◆ **What you will do**:
Every line of the data that contains the string "start" must be copied.

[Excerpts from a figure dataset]
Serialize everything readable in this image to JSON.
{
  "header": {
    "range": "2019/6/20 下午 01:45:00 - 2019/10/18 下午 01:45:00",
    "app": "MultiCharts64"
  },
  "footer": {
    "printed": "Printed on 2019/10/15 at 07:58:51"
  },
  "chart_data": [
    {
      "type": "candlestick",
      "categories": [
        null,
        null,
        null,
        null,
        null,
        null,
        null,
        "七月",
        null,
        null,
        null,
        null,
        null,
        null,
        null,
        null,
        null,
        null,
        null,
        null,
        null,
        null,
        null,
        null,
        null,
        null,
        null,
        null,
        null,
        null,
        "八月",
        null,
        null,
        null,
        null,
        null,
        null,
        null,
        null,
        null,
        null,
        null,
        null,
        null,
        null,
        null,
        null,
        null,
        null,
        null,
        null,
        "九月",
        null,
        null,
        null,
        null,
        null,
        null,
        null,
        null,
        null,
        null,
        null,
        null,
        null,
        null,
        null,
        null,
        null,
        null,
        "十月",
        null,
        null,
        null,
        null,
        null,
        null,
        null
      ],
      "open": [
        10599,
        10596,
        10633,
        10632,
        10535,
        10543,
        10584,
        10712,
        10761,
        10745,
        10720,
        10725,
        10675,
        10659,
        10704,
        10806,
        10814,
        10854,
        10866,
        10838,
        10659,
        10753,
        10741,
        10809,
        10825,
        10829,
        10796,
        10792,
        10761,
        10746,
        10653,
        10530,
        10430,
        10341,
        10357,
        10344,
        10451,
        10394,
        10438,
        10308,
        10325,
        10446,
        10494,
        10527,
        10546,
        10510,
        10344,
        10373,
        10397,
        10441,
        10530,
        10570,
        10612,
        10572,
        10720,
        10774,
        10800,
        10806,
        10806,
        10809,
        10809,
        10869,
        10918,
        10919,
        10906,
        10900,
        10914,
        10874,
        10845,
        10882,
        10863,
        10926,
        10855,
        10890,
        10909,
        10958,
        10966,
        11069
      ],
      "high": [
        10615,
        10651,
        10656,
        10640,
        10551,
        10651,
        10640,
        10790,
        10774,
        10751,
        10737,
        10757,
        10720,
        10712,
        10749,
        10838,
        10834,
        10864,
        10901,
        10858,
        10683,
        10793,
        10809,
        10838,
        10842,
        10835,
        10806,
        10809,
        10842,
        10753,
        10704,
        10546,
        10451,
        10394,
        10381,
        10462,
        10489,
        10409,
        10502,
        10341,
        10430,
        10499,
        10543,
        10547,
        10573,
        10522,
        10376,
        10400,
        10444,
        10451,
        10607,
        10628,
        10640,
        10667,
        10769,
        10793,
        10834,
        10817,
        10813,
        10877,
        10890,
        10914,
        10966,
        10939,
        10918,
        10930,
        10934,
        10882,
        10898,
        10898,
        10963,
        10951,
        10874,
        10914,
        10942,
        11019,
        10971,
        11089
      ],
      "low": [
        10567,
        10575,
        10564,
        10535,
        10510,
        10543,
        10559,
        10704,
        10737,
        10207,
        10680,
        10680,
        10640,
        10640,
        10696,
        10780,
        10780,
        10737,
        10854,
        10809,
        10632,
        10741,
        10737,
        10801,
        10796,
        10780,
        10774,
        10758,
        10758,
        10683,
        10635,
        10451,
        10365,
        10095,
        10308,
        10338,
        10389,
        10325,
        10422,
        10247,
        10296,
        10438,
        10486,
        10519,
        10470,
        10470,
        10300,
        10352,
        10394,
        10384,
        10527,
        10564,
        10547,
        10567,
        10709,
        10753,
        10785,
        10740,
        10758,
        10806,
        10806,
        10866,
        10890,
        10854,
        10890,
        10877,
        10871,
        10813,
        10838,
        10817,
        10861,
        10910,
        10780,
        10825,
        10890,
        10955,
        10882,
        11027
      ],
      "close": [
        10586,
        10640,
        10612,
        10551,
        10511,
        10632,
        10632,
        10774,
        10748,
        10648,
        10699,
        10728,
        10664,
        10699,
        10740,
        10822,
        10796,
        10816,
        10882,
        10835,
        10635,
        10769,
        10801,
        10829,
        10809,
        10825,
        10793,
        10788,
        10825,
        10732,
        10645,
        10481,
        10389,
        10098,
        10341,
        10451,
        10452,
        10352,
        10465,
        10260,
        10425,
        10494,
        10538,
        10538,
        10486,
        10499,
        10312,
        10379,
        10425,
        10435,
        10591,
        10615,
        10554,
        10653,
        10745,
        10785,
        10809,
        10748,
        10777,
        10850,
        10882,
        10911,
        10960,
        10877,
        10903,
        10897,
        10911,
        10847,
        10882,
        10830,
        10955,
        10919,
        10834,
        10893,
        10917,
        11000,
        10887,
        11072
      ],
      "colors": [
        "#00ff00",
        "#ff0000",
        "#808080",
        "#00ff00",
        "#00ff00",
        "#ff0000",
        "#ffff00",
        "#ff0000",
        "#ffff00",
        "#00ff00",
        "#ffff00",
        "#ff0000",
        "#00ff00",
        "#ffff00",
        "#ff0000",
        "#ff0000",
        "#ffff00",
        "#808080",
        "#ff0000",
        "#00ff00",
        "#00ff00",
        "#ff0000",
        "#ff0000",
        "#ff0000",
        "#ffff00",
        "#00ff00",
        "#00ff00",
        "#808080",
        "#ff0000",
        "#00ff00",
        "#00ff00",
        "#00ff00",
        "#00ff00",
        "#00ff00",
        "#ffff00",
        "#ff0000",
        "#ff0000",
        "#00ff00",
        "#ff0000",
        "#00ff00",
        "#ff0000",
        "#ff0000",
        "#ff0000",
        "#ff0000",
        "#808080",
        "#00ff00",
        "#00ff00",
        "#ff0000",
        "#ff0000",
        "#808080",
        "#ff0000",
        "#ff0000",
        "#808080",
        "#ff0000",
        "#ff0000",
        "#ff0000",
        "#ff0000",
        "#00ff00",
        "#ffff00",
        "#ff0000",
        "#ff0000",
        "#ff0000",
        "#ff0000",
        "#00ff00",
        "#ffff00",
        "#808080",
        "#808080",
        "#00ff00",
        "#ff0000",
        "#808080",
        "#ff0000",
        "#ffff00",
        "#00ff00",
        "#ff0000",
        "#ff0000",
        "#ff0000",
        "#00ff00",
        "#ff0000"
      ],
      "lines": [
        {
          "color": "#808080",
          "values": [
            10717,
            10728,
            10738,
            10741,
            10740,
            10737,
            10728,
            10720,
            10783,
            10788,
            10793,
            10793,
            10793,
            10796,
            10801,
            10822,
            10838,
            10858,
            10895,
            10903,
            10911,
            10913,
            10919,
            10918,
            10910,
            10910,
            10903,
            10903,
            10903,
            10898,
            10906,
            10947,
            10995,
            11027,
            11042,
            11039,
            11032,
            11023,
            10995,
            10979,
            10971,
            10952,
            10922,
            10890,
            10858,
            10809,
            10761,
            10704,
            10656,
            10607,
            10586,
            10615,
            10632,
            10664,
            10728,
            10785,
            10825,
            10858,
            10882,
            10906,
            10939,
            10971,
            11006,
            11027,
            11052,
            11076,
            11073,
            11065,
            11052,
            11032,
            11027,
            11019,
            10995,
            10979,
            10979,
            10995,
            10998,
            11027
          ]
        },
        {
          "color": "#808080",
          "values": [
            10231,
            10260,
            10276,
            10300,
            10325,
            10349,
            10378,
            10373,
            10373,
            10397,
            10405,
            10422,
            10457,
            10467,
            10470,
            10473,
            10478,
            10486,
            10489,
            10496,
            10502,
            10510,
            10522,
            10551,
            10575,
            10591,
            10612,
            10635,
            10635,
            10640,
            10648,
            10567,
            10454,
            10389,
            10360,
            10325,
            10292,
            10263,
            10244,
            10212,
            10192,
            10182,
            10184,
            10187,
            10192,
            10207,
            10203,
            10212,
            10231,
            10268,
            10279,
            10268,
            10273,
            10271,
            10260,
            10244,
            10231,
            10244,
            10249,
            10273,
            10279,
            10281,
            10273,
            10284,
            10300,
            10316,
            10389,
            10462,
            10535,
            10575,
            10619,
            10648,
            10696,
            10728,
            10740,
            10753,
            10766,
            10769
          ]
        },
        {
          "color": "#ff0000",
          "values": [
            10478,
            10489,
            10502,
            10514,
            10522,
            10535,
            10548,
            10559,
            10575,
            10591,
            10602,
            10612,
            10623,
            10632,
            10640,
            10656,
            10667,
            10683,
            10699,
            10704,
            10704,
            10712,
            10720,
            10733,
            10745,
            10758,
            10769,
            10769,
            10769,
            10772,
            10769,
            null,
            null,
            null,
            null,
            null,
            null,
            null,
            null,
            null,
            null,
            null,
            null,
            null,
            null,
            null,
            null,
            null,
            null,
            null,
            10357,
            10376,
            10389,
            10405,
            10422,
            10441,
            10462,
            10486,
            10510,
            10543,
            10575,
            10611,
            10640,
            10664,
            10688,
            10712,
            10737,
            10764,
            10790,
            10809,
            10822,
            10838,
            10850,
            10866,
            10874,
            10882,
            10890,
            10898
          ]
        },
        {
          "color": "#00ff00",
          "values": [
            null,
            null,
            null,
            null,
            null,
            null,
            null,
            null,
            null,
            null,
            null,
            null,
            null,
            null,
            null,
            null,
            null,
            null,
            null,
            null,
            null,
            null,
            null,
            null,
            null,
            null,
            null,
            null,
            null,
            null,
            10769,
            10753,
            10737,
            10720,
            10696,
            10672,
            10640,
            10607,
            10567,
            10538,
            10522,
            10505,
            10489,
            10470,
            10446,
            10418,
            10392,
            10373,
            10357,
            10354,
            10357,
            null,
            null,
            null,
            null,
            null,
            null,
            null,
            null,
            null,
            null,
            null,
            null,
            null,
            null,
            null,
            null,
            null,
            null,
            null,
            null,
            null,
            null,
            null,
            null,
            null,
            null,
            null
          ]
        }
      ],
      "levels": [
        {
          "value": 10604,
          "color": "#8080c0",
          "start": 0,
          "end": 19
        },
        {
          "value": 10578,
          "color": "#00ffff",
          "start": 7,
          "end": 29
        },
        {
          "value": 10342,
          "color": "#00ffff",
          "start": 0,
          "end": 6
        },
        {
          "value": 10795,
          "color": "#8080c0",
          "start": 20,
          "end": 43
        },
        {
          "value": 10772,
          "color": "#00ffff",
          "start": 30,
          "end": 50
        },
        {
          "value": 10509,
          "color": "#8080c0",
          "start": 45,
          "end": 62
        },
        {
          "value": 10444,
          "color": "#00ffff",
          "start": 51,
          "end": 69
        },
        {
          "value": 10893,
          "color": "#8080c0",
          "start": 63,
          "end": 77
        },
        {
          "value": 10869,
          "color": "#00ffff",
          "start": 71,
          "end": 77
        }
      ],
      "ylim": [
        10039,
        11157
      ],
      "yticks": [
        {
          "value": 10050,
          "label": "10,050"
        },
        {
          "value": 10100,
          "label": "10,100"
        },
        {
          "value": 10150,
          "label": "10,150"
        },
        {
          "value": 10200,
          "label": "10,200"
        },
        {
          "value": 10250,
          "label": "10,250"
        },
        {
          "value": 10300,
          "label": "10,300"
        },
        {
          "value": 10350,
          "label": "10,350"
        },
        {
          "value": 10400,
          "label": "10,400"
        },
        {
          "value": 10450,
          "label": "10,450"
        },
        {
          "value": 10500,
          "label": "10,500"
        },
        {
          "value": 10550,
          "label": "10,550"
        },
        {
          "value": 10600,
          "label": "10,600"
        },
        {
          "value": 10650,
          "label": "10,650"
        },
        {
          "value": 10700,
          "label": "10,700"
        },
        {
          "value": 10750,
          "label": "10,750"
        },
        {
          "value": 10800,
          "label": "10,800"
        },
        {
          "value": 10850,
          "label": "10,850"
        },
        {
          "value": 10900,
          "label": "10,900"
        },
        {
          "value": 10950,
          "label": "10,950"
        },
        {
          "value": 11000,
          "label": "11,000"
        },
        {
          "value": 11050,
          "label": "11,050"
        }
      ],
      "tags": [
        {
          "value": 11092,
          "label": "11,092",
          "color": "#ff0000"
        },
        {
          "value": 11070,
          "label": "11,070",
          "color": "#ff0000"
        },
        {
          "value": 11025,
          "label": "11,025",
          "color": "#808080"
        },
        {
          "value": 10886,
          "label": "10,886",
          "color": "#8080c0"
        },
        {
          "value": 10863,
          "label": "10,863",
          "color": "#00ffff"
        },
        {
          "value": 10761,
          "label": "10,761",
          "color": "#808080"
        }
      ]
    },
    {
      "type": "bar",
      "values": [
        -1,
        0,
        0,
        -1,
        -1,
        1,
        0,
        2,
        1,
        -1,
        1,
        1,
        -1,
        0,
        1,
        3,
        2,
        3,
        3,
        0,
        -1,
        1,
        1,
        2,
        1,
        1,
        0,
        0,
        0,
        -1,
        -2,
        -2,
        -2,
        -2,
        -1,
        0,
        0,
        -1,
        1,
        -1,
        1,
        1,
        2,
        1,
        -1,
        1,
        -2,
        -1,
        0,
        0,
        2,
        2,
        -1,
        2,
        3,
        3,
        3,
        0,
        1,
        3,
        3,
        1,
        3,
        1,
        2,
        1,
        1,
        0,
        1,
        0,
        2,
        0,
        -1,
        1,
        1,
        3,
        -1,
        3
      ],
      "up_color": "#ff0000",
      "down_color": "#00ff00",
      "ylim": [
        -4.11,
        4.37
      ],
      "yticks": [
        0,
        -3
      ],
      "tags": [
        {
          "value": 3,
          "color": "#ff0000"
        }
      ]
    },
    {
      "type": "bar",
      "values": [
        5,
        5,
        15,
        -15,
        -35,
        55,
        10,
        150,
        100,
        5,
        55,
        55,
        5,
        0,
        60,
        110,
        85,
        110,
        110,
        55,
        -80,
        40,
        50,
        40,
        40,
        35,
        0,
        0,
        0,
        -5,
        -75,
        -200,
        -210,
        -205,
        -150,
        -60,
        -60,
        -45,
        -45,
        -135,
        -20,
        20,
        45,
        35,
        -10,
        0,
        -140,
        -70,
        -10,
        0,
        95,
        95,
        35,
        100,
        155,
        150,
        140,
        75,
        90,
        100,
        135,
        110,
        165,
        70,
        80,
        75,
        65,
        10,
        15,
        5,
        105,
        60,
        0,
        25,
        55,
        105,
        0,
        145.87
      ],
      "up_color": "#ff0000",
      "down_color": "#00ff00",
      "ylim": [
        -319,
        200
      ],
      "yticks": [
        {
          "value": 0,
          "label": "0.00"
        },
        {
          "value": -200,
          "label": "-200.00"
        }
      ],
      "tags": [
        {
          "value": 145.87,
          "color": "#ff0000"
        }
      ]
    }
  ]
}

◆ **Exercise response**:
          "start": 0,
          "start": 7,
          "start": 0,
          "start": 20,
          "start": 30,
          "start": 45,
          "start": 51,
          "start": 63,
          "start": 71,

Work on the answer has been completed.